[WORK TO COMPLETE] Give a count of the lines below that have the string "trigonométrique" in them, with no other words.

[DATA ENTRIES]
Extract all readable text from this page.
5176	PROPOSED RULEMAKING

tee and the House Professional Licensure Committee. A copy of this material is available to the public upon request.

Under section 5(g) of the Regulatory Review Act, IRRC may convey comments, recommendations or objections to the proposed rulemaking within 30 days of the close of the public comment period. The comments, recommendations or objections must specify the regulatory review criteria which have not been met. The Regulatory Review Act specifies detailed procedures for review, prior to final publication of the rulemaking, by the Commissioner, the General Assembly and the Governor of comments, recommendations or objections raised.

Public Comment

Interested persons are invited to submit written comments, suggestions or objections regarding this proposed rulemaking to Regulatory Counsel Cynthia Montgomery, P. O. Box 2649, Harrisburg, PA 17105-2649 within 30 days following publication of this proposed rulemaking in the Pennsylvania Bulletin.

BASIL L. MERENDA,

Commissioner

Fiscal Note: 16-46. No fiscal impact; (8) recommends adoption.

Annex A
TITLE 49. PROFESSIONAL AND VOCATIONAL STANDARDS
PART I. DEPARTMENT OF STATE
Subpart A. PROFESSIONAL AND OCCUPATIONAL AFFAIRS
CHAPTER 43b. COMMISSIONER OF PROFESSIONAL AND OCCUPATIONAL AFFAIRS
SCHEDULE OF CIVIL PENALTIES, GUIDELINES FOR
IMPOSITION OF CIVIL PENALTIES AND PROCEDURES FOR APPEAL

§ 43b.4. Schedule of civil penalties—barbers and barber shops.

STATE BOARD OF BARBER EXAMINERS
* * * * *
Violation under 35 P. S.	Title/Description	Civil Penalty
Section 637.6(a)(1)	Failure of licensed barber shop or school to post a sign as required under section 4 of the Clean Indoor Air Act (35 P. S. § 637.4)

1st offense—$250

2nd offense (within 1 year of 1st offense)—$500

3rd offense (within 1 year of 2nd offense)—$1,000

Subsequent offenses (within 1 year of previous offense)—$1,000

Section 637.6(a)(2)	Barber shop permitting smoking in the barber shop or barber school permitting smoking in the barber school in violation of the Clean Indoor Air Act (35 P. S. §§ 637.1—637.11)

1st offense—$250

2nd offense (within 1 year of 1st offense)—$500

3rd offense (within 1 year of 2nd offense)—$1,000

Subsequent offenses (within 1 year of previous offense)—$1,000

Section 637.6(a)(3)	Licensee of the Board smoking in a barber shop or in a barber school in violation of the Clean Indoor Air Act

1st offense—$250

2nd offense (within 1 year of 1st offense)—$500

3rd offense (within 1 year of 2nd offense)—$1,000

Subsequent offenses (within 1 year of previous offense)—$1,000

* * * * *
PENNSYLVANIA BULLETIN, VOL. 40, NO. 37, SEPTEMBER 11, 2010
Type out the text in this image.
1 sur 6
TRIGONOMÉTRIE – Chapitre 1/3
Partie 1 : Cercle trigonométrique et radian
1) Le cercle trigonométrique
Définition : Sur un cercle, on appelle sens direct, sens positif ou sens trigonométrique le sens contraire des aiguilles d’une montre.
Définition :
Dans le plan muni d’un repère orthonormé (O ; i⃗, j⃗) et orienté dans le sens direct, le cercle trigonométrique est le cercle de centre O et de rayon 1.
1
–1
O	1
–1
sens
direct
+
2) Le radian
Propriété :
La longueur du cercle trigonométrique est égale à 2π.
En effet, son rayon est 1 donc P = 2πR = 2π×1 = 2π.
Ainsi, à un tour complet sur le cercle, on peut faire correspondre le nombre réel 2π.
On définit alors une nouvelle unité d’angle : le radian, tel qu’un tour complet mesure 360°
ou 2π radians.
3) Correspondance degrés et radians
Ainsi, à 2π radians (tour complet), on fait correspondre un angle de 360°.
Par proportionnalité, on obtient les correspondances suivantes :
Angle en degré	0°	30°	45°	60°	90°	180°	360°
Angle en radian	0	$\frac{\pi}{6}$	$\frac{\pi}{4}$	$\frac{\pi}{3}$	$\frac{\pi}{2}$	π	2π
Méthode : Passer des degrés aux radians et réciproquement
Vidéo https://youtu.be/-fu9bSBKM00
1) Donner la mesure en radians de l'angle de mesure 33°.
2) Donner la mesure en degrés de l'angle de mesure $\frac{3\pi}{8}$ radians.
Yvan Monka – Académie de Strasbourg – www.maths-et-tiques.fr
---
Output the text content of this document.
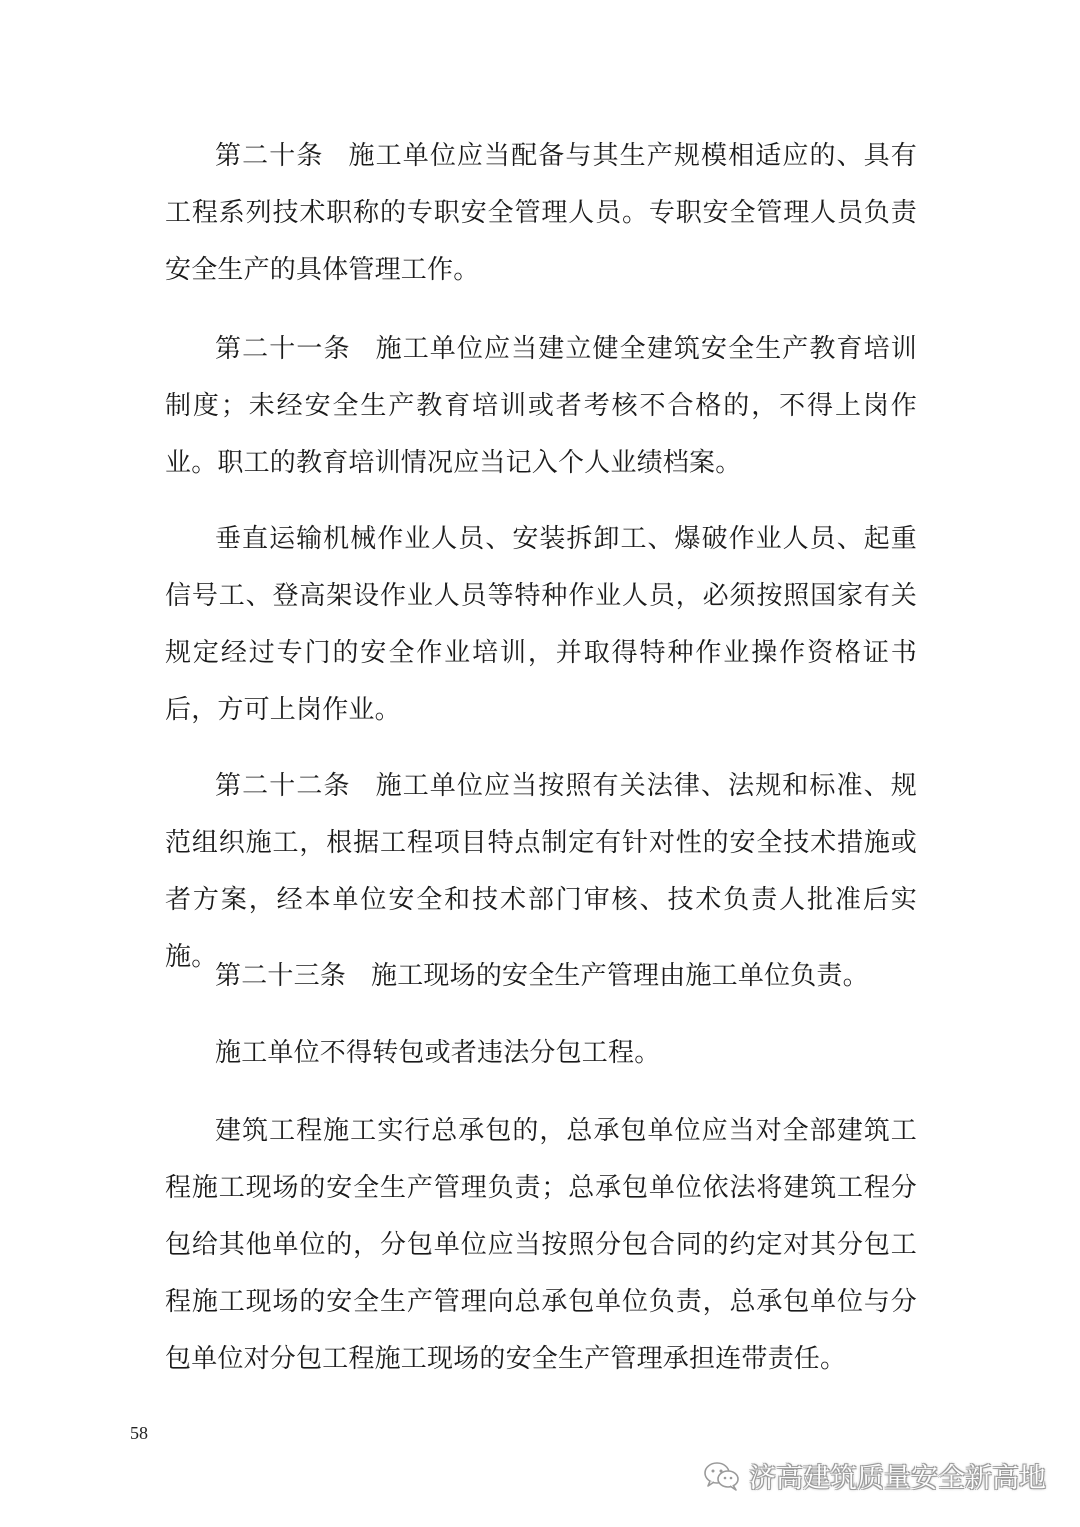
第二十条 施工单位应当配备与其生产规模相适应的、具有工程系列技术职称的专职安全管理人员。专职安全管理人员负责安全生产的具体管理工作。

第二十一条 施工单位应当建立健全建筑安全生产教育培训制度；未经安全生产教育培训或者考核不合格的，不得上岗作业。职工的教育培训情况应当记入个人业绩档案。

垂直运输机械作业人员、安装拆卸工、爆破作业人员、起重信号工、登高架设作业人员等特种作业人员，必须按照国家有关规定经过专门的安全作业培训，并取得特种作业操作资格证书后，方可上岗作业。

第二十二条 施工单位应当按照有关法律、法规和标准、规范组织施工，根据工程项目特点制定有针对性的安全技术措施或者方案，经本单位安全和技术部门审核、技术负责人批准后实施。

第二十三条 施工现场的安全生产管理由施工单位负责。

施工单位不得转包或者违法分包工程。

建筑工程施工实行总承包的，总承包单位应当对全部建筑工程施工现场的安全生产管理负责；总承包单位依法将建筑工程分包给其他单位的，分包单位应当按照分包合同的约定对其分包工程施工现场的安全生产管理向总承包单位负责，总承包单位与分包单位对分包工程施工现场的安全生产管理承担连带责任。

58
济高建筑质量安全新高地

[FINAL ANSWER] 5